- _Data records_:
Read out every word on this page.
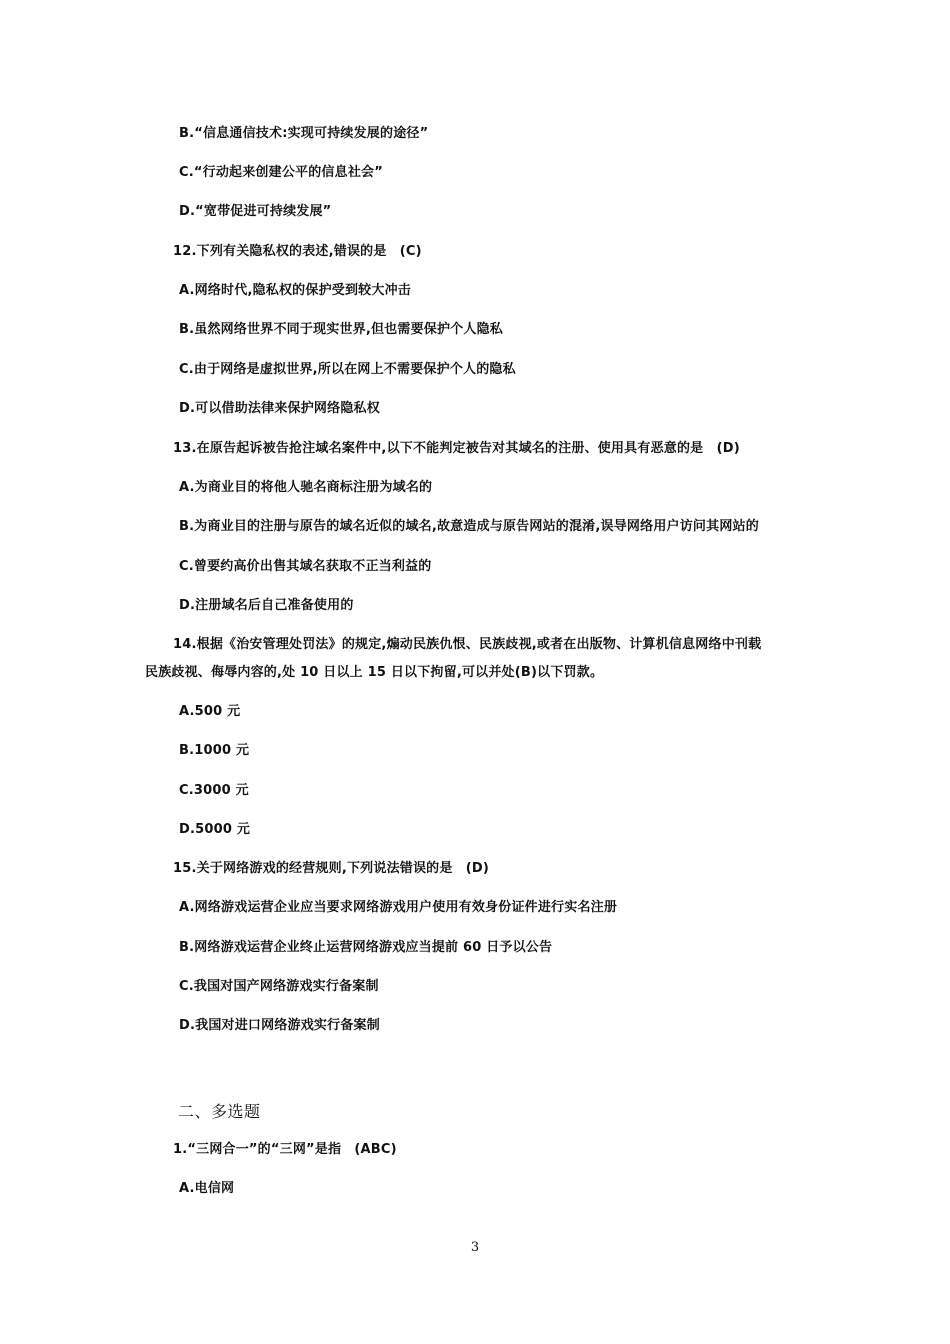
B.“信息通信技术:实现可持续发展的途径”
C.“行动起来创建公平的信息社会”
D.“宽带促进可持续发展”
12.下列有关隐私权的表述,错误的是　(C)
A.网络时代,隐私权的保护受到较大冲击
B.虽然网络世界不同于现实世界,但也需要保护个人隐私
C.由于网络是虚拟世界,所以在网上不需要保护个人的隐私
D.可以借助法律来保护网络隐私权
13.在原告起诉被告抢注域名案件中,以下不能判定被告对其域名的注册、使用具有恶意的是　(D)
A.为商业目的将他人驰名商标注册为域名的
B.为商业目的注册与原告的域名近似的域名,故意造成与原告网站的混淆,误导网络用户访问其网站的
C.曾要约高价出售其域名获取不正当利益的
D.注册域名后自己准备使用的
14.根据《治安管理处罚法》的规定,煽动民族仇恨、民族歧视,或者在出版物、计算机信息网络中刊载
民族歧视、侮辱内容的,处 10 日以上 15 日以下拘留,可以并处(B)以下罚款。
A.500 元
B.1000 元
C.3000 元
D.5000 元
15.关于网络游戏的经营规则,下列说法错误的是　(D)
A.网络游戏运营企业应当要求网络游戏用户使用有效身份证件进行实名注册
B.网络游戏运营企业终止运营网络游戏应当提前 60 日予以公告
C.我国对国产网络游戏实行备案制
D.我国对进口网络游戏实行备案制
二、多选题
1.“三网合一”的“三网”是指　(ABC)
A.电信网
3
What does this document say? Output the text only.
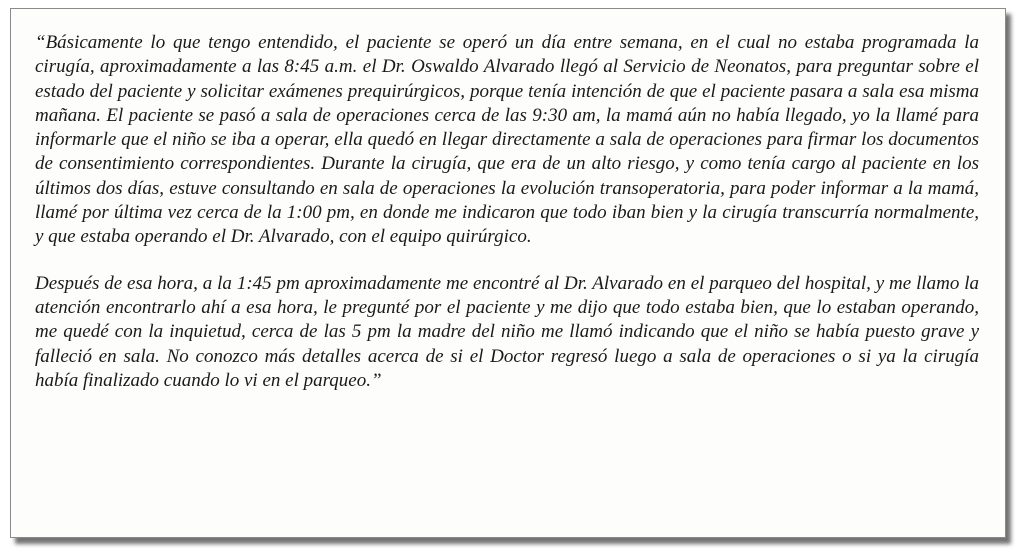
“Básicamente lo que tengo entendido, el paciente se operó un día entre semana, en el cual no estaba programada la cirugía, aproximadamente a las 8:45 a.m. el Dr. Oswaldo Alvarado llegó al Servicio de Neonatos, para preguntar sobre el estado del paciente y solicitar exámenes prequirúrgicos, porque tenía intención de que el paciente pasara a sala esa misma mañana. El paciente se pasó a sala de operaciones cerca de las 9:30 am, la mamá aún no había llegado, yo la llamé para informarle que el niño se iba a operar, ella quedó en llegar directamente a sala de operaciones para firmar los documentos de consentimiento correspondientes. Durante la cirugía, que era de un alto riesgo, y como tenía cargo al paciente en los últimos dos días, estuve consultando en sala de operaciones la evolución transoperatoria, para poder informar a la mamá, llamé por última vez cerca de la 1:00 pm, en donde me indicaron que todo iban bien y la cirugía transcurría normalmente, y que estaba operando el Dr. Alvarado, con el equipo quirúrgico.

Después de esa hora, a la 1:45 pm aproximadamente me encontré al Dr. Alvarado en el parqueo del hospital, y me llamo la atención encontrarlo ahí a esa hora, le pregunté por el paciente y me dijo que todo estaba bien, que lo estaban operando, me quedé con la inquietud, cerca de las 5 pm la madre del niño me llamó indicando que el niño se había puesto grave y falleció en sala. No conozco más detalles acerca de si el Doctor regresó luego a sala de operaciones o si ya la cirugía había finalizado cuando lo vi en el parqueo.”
...
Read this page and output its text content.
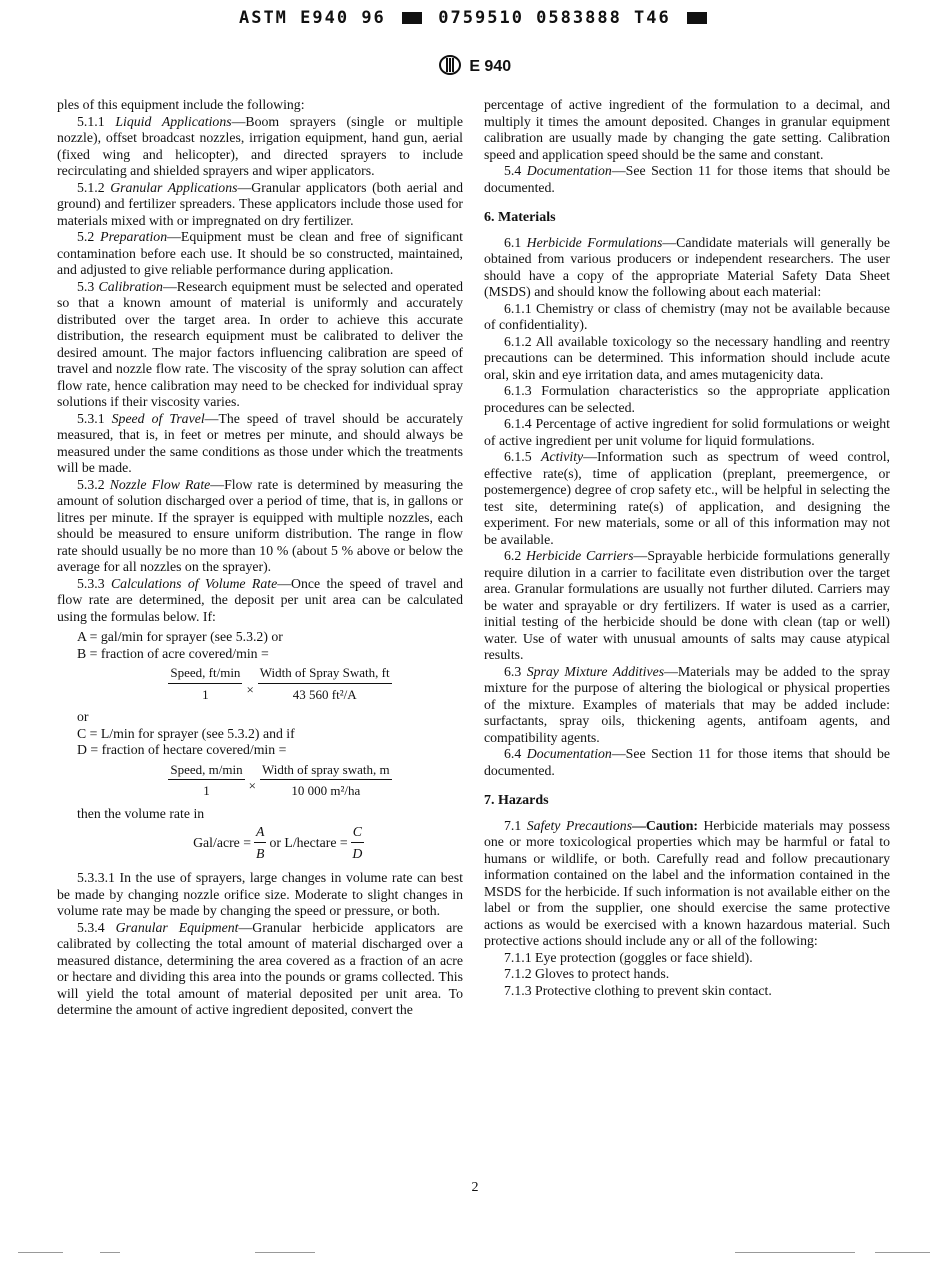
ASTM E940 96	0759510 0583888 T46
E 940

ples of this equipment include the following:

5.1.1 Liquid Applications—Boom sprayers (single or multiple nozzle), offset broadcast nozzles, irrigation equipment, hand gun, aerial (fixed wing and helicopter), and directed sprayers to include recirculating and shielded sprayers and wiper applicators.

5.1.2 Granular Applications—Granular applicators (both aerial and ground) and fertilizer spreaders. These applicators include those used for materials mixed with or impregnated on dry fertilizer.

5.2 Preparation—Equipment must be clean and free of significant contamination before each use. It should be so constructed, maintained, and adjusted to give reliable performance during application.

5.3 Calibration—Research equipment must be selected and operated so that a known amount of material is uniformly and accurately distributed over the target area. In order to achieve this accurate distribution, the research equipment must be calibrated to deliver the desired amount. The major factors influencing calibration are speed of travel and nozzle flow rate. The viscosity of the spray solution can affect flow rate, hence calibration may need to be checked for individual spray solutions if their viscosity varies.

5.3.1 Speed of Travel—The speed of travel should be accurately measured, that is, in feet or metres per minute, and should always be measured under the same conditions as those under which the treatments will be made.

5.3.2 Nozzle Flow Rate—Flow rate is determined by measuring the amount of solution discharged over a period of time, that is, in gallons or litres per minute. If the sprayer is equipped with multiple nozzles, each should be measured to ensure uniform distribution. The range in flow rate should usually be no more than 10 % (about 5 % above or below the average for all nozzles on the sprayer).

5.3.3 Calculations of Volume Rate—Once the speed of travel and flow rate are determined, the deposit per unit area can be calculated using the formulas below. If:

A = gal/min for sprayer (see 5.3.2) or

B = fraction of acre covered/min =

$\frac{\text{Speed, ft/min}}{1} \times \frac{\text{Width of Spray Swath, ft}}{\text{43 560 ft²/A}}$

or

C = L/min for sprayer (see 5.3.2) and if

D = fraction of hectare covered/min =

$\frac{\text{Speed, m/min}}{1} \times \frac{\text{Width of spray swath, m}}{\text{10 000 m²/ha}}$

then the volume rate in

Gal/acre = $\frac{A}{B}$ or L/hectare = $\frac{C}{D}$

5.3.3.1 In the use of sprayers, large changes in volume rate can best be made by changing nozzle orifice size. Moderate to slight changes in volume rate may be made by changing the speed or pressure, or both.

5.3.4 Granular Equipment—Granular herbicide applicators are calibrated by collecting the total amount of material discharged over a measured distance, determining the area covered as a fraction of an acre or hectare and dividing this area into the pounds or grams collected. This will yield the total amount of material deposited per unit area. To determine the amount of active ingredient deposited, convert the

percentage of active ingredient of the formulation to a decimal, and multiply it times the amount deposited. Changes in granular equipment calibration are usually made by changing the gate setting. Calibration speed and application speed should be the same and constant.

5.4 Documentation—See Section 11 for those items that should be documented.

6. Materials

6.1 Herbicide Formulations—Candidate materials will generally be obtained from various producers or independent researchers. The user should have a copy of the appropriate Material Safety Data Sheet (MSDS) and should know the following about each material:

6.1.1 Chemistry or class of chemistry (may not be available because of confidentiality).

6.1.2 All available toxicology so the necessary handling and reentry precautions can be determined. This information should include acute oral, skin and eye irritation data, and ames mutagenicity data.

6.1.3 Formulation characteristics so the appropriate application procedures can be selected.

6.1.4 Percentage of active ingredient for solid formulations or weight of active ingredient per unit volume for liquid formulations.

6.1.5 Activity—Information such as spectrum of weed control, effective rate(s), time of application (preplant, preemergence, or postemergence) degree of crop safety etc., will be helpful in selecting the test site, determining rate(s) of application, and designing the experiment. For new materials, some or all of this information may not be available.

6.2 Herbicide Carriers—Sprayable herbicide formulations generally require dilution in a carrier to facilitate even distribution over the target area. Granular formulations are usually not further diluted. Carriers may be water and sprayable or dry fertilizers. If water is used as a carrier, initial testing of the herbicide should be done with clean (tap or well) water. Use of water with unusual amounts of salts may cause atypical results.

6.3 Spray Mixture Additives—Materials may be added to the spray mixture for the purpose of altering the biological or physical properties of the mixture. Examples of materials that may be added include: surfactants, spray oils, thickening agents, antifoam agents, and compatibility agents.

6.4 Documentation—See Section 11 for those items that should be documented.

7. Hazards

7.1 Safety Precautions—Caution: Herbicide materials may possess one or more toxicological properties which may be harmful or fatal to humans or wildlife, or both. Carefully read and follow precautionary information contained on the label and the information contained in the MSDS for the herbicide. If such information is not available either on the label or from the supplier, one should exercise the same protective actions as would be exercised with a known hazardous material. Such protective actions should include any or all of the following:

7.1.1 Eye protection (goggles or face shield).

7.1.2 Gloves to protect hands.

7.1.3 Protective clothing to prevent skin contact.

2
* * *
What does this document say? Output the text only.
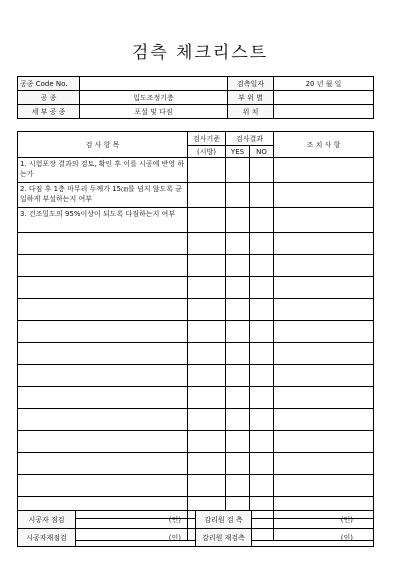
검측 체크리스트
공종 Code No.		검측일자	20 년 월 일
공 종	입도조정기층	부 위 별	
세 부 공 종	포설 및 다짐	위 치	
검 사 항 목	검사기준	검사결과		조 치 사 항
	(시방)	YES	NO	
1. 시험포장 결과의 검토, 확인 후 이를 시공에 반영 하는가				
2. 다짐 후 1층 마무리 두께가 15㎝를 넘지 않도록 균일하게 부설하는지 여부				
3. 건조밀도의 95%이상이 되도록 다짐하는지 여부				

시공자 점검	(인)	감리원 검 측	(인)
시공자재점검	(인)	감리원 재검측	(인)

- _Task description_: Report back each line of the entries that holds the string "documented".

- _Full response_:
5.4 Documentation—See Section 11 for those items that should be documented.
6.4 Documentation—See Section 11 for those items that should be documented.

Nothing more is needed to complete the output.